***** Exercise data

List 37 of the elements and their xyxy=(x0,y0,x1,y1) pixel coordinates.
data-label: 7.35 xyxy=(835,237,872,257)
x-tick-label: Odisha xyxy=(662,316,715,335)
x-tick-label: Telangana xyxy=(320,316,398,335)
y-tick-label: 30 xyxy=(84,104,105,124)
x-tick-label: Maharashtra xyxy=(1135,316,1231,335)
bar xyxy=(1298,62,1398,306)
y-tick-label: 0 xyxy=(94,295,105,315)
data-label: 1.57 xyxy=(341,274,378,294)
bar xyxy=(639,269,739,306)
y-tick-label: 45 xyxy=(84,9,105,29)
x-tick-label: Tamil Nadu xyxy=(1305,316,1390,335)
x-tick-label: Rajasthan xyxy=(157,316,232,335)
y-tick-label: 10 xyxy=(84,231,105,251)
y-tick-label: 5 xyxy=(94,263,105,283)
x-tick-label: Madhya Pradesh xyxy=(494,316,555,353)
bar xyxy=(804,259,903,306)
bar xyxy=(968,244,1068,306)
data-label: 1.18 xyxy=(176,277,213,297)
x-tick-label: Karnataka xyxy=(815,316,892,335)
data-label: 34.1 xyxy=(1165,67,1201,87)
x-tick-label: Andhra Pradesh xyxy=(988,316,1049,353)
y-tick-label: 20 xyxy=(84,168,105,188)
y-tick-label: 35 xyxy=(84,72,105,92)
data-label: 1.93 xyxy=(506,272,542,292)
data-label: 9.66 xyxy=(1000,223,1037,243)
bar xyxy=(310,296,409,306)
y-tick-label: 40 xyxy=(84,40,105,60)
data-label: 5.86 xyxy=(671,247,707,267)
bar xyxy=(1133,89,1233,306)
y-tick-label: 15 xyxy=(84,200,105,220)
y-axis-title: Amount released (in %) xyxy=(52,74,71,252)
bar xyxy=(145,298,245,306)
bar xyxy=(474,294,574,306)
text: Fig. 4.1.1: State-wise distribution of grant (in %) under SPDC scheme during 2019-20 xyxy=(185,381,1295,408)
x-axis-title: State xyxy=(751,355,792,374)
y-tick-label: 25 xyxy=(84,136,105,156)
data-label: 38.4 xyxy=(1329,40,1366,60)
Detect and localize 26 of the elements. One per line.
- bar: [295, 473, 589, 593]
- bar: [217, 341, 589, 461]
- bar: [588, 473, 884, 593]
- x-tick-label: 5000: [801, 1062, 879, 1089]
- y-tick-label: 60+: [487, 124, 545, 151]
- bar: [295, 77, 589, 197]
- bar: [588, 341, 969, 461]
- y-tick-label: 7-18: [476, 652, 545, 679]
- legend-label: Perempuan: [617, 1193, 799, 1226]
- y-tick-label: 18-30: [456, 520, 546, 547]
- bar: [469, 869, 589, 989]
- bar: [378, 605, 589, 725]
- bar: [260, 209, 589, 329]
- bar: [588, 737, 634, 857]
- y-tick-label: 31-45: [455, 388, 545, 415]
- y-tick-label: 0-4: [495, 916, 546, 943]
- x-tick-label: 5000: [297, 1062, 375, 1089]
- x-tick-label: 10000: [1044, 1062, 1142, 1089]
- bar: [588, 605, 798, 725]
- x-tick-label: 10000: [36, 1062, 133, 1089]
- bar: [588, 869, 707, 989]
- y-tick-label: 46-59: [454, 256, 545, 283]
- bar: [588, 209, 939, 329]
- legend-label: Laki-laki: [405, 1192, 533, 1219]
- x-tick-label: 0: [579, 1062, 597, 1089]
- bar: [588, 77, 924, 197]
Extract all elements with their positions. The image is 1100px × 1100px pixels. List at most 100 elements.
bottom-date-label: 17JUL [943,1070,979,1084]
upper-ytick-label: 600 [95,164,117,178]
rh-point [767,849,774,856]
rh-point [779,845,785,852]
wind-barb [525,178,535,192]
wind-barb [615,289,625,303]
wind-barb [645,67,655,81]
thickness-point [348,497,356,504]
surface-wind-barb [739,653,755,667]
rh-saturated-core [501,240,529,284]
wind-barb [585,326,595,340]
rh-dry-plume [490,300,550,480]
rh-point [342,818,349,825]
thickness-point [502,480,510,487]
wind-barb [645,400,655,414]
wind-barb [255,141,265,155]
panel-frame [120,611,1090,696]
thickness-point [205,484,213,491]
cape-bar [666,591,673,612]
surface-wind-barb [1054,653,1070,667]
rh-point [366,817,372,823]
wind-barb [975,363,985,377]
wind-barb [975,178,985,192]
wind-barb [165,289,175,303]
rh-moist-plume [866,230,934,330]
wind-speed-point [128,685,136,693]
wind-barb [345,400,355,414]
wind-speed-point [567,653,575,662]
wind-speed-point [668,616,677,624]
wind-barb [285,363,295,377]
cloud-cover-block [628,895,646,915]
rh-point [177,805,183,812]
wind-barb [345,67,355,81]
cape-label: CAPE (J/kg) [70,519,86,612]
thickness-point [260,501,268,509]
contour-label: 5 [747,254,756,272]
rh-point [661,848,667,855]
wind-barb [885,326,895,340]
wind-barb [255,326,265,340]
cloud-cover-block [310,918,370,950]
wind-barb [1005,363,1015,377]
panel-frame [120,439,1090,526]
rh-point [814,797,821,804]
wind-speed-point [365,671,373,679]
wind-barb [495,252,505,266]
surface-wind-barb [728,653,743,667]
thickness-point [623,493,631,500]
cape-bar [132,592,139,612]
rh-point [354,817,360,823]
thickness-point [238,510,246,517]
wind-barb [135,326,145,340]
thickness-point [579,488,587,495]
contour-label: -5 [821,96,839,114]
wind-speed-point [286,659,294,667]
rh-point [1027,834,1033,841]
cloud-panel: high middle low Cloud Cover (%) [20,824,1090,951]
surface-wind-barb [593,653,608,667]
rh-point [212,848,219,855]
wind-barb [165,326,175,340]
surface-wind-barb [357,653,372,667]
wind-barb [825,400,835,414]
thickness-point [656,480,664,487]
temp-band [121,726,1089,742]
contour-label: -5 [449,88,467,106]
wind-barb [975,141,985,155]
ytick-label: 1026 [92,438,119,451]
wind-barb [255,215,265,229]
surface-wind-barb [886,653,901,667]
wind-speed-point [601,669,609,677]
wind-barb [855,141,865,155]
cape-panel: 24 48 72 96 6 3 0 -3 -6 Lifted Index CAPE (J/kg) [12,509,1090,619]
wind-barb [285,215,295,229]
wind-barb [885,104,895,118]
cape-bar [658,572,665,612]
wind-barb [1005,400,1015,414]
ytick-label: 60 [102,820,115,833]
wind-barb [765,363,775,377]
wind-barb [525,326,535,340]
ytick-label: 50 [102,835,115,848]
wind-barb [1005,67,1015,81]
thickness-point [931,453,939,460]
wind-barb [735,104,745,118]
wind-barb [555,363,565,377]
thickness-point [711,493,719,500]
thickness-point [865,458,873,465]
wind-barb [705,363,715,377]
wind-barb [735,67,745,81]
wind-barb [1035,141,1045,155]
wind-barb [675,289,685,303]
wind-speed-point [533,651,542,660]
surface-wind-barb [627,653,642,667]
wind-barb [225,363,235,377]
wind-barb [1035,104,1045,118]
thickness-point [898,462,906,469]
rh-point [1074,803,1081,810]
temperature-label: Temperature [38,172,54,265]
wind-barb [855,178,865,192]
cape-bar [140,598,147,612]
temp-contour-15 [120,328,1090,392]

**********

> **The task**
Copy every line of the records above word for word, without changing anything.

> **Answer to the task**
List 37 of the elements and their xyxy=(x0,y0,x1,y1) pixel coordinates.
data-label: 7.35 xyxy=(835,237,872,257)
x-tick-label: Odisha xyxy=(662,316,715,335)
x-tick-label: Telangana xyxy=(320,316,398,335)
y-tick-label: 30 xyxy=(84,104,105,124)
x-tick-label: Maharashtra xyxy=(1135,316,1231,335)
bar xyxy=(1298,62,1398,306)
y-tick-label: 0 xyxy=(94,295,105,315)
data-label: 1.57 xyxy=(341,274,378,294)
bar xyxy=(639,269,739,306)
y-tick-label: 45 xyxy=(84,9,105,29)
x-tick-label: Tamil Nadu xyxy=(1305,316,1390,335)
x-tick-label: Rajasthan xyxy=(157,316,232,335)
y-tick-label: 10 xyxy=(84,231,105,251)
y-tick-label: 5 xyxy=(94,263,105,283)
x-tick-label: Madhya Pradesh xyxy=(494,316,555,353)
bar xyxy=(804,259,903,306)
bar xyxy=(968,244,1068,306)
data-label: 1.18 xyxy=(176,277,213,297)
x-tick-label: Karnataka xyxy=(815,316,892,335)
data-label: 34.1 xyxy=(1165,67,1201,87)
x-tick-label: Andhra Pradesh xyxy=(988,316,1049,353)
y-tick-label: 20 xyxy=(84,168,105,188)
y-tick-label: 35 xyxy=(84,72,105,92)
data-label: 1.93 xyxy=(506,272,542,292)
data-label: 9.66 xyxy=(1000,223,1037,243)
bar xyxy=(310,296,409,306)
y-tick-label: 40 xyxy=(84,40,105,60)
data-label: 5.86 xyxy=(671,247,707,267)
bar xyxy=(1133,89,1233,306)
y-tick-label: 15 xyxy=(84,200,105,220)
y-axis-title: Amount released (in %) xyxy=(52,74,71,252)
bar xyxy=(145,298,245,306)
bar xyxy=(474,294,574,306)
text: Fig. 4.1.1: State-wise distribution of grant (in %) under SPDC scheme during 2019-20 xyxy=(185,381,1295,408)
x-axis-title: State xyxy=(751,355,792,374)
y-tick-label: 25 xyxy=(84,136,105,156)
data-label: 38.4 xyxy=(1329,40,1366,60)
Detect and localize 26 of the elements. One per line.
- bar: [295, 473, 589, 593]
- bar: [217, 341, 589, 461]
- bar: [588, 473, 884, 593]
- x-tick-label: 5000: [801, 1062, 879, 1089]
- y-tick-label: 60+: [487, 124, 545, 151]
- bar: [295, 77, 589, 197]
- bar: [588, 341, 969, 461]
- y-tick-label: 7-18: [476, 652, 545, 679]
- legend-label: Perempuan: [617, 1193, 799, 1226]
- y-tick-label: 18-30: [456, 520, 546, 547]
- bar: [469, 869, 589, 989]
- bar: [378, 605, 589, 725]
- bar: [260, 209, 589, 329]
- bar: [588, 737, 634, 857]
- y-tick-label: 31-45: [455, 388, 545, 415]
- y-tick-label: 0-4: [495, 916, 546, 943]
- x-tick-label: 5000: [297, 1062, 375, 1089]
- x-tick-label: 10000: [1044, 1062, 1142, 1089]
- bar: [588, 605, 798, 725]
- x-tick-label: 10000: [36, 1062, 133, 1089]
- bar: [588, 869, 707, 989]
- y-tick-label: 46-59: [454, 256, 545, 283]
- bar: [588, 209, 939, 329]
- legend-label: Laki-laki: [405, 1192, 533, 1219]
- x-tick-label: 0: [579, 1062, 597, 1089]
- bar: [588, 77, 924, 197]
Extract all elements with their positions. The image is 1100px × 1100px pixels. List at most 100 elements.
bottom-date-label: 17JUL [943,1070,979,1084]
upper-ytick-label: 600 [95,164,117,178]
rh-point [767,849,774,856]
rh-point [779,845,785,852]
wind-barb [525,178,535,192]
wind-barb [615,289,625,303]
wind-barb [645,67,655,81]
thickness-point [348,497,356,504]
surface-wind-barb [739,653,755,667]
rh-saturated-core [501,240,529,284]
wind-barb [585,326,595,340]
rh-dry-plume [490,300,550,480]
rh-point [342,818,349,825]
thickness-point [502,480,510,487]
wind-barb [645,400,655,414]
wind-barb [255,141,265,155]
panel-frame [120,611,1090,696]
thickness-point [205,484,213,491]
cape-bar [666,591,673,612]
surface-wind-barb [1054,653,1070,667]
rh-point [366,817,372,823]
wind-barb [975,363,985,377]
wind-barb [975,178,985,192]
wind-barb [165,289,175,303]
rh-moist-plume [866,230,934,330]
wind-speed-point [128,685,136,693]
wind-barb [345,400,355,414]
wind-speed-point [567,653,575,662]
wind-speed-point [668,616,677,624]
wind-barb [285,363,295,377]
cloud-cover-block [628,895,646,915]
rh-point [177,805,183,812]
wind-barb [345,67,355,81]
cape-label: CAPE (J/kg) [70,519,86,612]
thickness-point [260,501,268,509]
contour-label: 5 [747,254,756,272]
rh-point [661,848,667,855]
wind-barb [885,326,895,340]
wind-barb [255,326,265,340]
cloud-cover-block [310,918,370,950]
wind-barb [1005,363,1015,377]
panel-frame [120,439,1090,526]
rh-point [814,797,821,804]
wind-speed-point [365,671,373,679]
wind-barb [495,252,505,266]
surface-wind-barb [728,653,743,667]
thickness-point [623,493,631,500]
cape-bar [132,592,139,612]
rh-point [354,817,360,823]
thickness-point [238,510,246,517]
wind-barb [135,326,145,340]
thickness-point [579,488,587,495]
contour-label: -5 [821,96,839,114]
wind-speed-point [286,659,294,667]
rh-point [1027,834,1033,841]
cloud-panel: high middle low Cloud Cover (%) [20,824,1090,951]
surface-wind-barb [593,653,608,667]
rh-point [212,848,219,855]
wind-barb [165,326,175,340]
surface-wind-barb [357,653,372,667]
wind-barb [825,400,835,414]
thickness-point [656,480,664,487]
temp-band [121,726,1089,742]
contour-label: -5 [449,88,467,106]
wind-barb [975,141,985,155]
ytick-label: 1026 [92,438,119,451]
wind-barb [255,215,265,229]
surface-wind-barb [886,653,901,667]
wind-speed-point [601,669,609,677]
wind-barb [855,141,865,155]
cape-panel: 24 48 72 96 6 3 0 -3 -6 Lifted Index CAPE (J/kg) [12,509,1090,619]
wind-barb [285,215,295,229]
wind-barb [885,104,895,118]
cape-bar [658,572,665,612]
wind-barb [1005,400,1015,414]
ytick-label: 60 [102,820,115,833]
wind-barb [765,363,775,377]
wind-barb [525,326,535,340]
ytick-label: 50 [102,835,115,848]
wind-barb [1005,67,1015,81]
thickness-point [931,453,939,460]
wind-barb [735,104,745,118]
wind-barb [555,363,565,377]
thickness-point [711,493,719,500]
thickness-point [865,458,873,465]
wind-barb [705,363,715,377]
wind-barb [735,67,745,81]
wind-barb [1035,141,1045,155]
wind-barb [675,289,685,303]
wind-speed-point [533,651,542,660]
surface-wind-barb [627,653,642,667]
wind-barb [225,363,235,377]
wind-barb [1035,104,1045,118]
thickness-point [898,462,906,469]
rh-point [1074,803,1081,810]
temperature-label: Temperature [38,172,54,265]
wind-barb [855,178,865,192]
cape-bar [140,598,147,612]
temp-contour-15 [120,328,1090,392]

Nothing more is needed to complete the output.